Start of Data shown

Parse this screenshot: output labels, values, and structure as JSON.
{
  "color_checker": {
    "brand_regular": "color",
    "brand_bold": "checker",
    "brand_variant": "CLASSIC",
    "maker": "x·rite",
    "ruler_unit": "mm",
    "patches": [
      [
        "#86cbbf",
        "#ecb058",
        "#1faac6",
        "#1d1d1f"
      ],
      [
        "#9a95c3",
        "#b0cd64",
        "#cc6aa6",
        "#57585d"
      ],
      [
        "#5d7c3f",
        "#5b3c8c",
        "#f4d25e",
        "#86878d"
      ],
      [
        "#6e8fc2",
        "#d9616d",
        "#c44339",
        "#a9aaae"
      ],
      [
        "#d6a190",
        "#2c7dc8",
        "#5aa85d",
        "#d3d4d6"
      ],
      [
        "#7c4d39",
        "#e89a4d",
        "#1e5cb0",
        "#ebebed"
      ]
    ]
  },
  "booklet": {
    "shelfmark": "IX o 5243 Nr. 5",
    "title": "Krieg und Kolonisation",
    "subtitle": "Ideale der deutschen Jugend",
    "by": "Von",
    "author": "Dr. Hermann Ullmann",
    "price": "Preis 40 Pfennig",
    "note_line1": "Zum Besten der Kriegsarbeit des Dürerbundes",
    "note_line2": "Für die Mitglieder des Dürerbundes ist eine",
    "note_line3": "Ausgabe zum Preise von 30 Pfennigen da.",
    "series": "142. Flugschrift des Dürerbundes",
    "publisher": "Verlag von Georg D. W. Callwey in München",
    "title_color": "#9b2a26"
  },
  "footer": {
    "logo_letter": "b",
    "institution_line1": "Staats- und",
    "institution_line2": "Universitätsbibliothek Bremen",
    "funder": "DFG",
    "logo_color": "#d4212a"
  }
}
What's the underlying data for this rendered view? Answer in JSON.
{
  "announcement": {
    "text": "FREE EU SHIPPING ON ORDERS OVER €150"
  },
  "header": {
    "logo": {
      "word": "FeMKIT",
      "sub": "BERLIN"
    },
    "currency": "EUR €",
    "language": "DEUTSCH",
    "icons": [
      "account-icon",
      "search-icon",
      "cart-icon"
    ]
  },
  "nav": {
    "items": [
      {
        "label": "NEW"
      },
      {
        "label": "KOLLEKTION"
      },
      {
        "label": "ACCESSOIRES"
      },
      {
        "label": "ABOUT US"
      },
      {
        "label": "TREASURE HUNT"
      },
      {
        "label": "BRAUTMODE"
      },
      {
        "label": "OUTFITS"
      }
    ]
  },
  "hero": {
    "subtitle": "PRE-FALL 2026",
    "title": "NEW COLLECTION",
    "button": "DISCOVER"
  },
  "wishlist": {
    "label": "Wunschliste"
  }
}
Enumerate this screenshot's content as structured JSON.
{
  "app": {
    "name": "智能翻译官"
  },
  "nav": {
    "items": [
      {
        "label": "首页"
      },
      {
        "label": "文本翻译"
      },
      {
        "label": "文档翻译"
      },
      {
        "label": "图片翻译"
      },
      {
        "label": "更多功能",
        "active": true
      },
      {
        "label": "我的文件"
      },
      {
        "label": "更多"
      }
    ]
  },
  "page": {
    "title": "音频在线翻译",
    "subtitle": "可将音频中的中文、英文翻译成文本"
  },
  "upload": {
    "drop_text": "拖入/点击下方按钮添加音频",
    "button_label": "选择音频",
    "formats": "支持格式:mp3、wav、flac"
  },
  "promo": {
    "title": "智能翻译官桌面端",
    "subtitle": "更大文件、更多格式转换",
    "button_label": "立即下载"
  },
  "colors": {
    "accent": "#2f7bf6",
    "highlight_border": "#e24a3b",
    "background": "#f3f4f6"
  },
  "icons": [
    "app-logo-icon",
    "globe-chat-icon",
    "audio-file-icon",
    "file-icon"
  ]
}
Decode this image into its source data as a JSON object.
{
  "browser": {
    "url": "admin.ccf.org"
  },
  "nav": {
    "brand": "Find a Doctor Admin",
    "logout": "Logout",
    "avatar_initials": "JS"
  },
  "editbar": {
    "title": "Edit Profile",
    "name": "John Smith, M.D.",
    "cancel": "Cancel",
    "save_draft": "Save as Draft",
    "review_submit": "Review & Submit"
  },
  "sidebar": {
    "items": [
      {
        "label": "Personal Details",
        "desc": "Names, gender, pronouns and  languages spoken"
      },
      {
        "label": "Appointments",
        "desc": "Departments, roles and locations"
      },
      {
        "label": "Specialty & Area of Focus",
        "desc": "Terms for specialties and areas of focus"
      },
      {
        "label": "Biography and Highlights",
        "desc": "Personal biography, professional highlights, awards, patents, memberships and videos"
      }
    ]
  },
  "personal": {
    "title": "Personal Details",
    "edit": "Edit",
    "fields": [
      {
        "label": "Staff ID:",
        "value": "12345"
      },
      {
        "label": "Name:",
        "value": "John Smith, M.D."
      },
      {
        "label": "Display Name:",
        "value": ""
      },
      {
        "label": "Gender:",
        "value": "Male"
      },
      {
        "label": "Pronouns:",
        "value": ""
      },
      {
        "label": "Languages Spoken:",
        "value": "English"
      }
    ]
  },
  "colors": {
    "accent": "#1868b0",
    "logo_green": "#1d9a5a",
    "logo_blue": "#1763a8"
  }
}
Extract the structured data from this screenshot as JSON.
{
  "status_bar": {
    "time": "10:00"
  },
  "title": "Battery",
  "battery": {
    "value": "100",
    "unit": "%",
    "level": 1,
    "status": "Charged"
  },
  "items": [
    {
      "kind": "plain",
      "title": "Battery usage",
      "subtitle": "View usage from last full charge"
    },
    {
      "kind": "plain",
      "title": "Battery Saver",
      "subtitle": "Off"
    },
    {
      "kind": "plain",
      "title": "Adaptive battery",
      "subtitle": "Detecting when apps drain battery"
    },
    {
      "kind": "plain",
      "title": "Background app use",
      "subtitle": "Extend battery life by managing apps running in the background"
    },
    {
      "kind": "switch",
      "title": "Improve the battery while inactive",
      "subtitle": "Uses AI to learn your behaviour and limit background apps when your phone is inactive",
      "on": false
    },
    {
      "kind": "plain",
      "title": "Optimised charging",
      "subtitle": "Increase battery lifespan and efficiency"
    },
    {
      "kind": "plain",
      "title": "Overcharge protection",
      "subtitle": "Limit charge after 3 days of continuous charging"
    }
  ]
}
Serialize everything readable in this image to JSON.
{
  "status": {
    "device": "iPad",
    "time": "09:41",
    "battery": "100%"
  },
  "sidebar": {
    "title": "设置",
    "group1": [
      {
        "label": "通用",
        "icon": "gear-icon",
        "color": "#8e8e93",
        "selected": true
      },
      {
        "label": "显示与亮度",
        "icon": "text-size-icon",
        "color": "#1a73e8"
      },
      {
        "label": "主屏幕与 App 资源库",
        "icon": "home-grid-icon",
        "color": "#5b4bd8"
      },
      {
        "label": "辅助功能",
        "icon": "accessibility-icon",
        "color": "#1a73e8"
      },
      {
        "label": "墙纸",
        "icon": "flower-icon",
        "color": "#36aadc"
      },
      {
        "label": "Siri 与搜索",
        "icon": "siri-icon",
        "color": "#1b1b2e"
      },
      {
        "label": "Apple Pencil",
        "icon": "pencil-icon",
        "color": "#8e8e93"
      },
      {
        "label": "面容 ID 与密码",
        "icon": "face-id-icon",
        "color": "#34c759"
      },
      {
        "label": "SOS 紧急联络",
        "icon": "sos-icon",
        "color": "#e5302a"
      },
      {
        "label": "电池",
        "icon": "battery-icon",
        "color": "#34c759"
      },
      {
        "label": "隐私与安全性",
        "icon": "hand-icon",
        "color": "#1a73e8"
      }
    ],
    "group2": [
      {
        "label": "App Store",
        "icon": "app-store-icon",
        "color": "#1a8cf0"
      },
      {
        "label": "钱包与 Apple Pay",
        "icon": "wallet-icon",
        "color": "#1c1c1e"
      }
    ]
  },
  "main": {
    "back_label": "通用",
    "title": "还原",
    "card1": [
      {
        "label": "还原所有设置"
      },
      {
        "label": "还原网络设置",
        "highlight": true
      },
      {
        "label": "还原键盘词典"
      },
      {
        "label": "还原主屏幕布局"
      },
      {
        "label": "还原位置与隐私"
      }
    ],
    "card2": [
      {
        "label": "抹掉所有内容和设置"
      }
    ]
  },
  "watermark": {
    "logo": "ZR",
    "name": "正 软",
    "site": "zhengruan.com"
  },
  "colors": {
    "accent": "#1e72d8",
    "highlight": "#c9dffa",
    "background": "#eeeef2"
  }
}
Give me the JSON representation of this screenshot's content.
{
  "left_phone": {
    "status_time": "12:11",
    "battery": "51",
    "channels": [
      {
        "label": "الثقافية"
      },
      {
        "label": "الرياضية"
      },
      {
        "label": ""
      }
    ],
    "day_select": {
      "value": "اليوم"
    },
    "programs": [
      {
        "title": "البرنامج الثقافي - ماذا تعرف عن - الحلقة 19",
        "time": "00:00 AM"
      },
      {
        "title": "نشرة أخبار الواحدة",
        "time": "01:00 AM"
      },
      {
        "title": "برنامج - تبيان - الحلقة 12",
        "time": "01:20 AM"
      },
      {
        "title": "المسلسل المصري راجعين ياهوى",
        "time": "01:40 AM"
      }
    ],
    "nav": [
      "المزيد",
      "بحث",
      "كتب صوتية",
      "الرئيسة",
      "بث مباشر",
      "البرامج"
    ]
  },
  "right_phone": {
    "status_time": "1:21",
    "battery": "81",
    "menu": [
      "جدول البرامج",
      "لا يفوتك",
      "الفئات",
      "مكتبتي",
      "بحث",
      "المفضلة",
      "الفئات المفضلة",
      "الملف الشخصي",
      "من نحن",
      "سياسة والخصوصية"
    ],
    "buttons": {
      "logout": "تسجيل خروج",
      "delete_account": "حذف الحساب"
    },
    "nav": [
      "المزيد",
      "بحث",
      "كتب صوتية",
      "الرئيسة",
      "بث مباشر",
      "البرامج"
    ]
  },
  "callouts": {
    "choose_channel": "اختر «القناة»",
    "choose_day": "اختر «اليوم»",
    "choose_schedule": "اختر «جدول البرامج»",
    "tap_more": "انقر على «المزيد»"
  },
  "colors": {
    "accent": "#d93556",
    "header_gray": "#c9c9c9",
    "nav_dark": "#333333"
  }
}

End of Data shown

◆ **Short exercise**:
Scan the listing above and identify each line holding the string "Details"; copy every such line.

◆ **Response to the exercise**:
        "label": "Personal Details",
    "title": "Personal Details",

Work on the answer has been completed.